AIM OF THE EXERCISE
Search the material for the string "value" and copy each line where it occurs.

— Start of ITEMS —

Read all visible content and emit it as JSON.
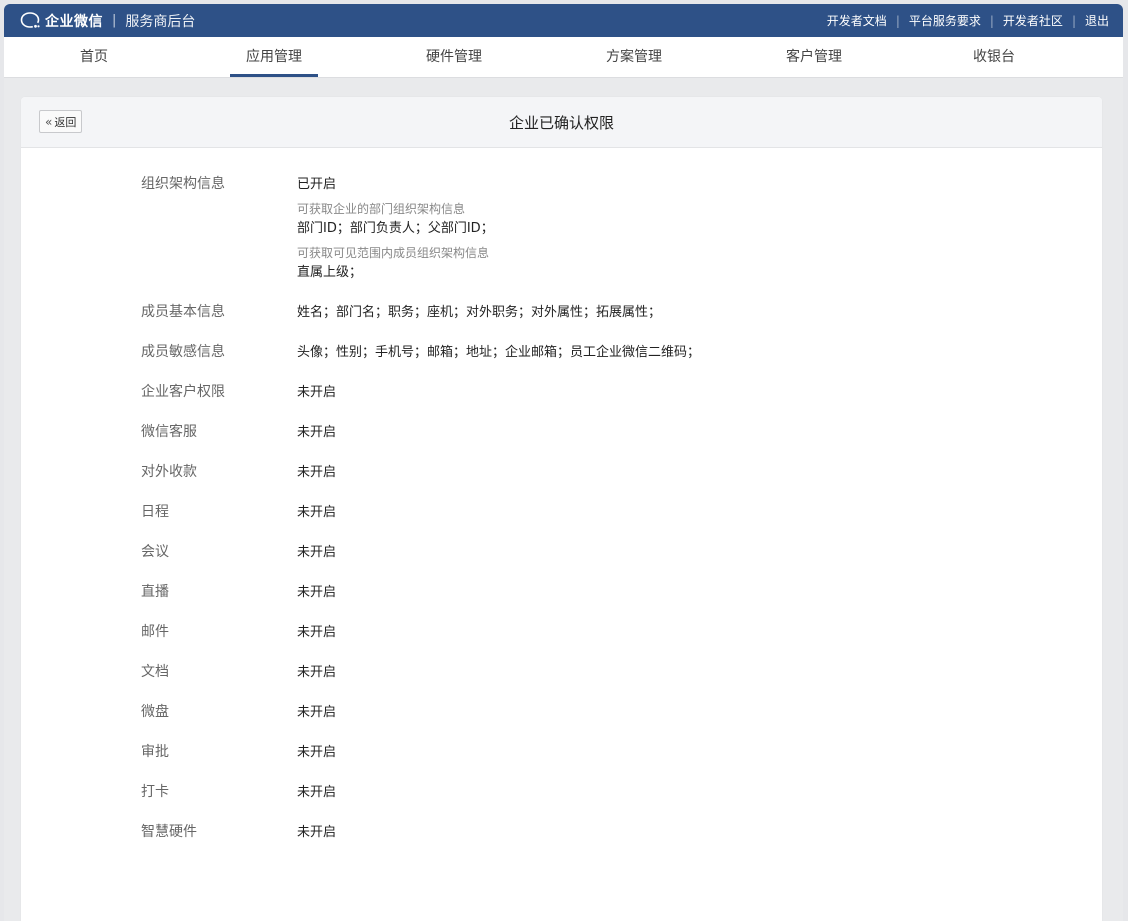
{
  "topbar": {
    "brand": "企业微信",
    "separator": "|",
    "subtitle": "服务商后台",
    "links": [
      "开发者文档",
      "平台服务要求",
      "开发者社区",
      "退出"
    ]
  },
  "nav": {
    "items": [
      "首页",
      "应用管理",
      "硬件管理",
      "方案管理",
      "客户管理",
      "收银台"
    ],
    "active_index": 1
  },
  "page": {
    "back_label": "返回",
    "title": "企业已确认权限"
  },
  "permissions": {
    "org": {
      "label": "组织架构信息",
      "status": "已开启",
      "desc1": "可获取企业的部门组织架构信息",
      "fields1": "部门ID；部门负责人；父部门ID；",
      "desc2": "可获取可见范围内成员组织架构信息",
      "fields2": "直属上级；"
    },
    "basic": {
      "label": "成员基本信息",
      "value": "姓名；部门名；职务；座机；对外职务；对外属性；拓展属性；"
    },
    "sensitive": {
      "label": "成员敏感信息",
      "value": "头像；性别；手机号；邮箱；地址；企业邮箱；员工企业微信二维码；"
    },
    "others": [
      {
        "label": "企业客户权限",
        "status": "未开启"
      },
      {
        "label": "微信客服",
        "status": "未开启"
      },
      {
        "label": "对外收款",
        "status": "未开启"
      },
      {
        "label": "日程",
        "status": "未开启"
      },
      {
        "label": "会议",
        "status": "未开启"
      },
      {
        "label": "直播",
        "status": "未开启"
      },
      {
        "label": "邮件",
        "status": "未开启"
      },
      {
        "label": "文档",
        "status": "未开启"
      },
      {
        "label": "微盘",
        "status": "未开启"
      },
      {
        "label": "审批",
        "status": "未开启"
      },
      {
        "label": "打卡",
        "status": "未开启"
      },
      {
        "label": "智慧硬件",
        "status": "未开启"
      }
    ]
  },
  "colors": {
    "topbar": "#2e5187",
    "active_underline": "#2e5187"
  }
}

— End of ITEMS —

SOLUTION BELOW
      "value": "姓名；部门名；职务；座机；对外职务；对外属性；拓展属性；"
      "value": "头像；性别；手机号；邮箱；地址；企业邮箱；员工企业微信二维码；"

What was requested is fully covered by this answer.